What do the lines say from the one containing "Convert this document image to plain text." to the end of the records? Restate them word for word, and only those.
▬▬▬
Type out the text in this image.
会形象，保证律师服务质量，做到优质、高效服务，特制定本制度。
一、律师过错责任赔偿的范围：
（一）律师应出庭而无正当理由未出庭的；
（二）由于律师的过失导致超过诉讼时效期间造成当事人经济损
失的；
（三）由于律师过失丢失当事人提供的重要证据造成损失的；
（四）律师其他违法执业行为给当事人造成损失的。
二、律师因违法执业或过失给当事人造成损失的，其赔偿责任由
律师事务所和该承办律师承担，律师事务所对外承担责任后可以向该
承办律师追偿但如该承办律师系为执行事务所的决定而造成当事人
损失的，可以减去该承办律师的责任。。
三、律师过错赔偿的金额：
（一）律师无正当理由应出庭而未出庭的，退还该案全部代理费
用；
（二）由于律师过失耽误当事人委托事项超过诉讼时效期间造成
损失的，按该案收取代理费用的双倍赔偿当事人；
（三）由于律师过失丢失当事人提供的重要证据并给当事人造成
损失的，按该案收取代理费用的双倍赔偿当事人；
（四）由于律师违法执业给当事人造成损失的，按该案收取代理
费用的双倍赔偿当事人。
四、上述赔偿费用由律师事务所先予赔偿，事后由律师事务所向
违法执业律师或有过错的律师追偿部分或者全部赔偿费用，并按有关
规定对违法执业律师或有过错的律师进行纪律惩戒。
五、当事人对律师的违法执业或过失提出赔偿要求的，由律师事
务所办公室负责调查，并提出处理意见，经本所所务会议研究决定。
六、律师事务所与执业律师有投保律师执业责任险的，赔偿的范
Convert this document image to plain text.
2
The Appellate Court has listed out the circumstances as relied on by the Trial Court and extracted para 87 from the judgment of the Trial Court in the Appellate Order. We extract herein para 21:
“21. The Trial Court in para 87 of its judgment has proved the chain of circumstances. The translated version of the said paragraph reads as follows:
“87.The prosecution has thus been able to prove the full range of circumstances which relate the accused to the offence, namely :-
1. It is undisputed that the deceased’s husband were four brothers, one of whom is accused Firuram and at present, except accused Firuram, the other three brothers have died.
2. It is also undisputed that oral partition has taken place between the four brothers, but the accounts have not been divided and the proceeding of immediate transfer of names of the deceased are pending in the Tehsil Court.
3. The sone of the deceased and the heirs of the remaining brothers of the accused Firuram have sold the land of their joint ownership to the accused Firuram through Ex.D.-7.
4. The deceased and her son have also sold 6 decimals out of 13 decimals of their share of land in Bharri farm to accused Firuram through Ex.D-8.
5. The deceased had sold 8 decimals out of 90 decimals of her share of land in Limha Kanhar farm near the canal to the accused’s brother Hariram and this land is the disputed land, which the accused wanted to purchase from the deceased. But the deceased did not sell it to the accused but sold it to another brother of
▬▬▬
FULL ANSWER:
Convert this document image to plain text.
2
The Appellate Court has listed out the circumstances as relied on by the Trial Court and extracted para 87 from the judgment of the Trial Court in the Appellate Order. We extract herein para 21:
“21. The Trial Court in para 87 of its judgment has proved the chain of circumstances. The translated version of the said paragraph reads as follows:
“87.The prosecution has thus been able to prove the full range of circumstances which relate the accused to the offence, namely :-
1. It is undisputed that the deceased’s husband were four brothers, one of whom is accused Firuram and at present, except accused Firuram, the other three brothers have died.
2. It is also undisputed that oral partition has taken place between the four brothers, but the accounts have not been divided and the proceeding of immediate transfer of names of the deceased are pending in the Tehsil Court.
3. The sone of the deceased and the heirs of the remaining brothers of the accused Firuram have sold the land of their joint ownership to the accused Firuram through Ex.D.-7.
4. The deceased and her son have also sold 6 decimals out of 13 decimals of their share of land in Bharri farm to accused Firuram through Ex.D-8.
5. The deceased had sold 8 decimals out of 90 decimals of her share of land in Limha Kanhar farm near the canal to the accused’s brother Hariram and this land is the disputed land, which the accused wanted to purchase from the deceased. But the deceased did not sell it to the accused but sold it to another brother of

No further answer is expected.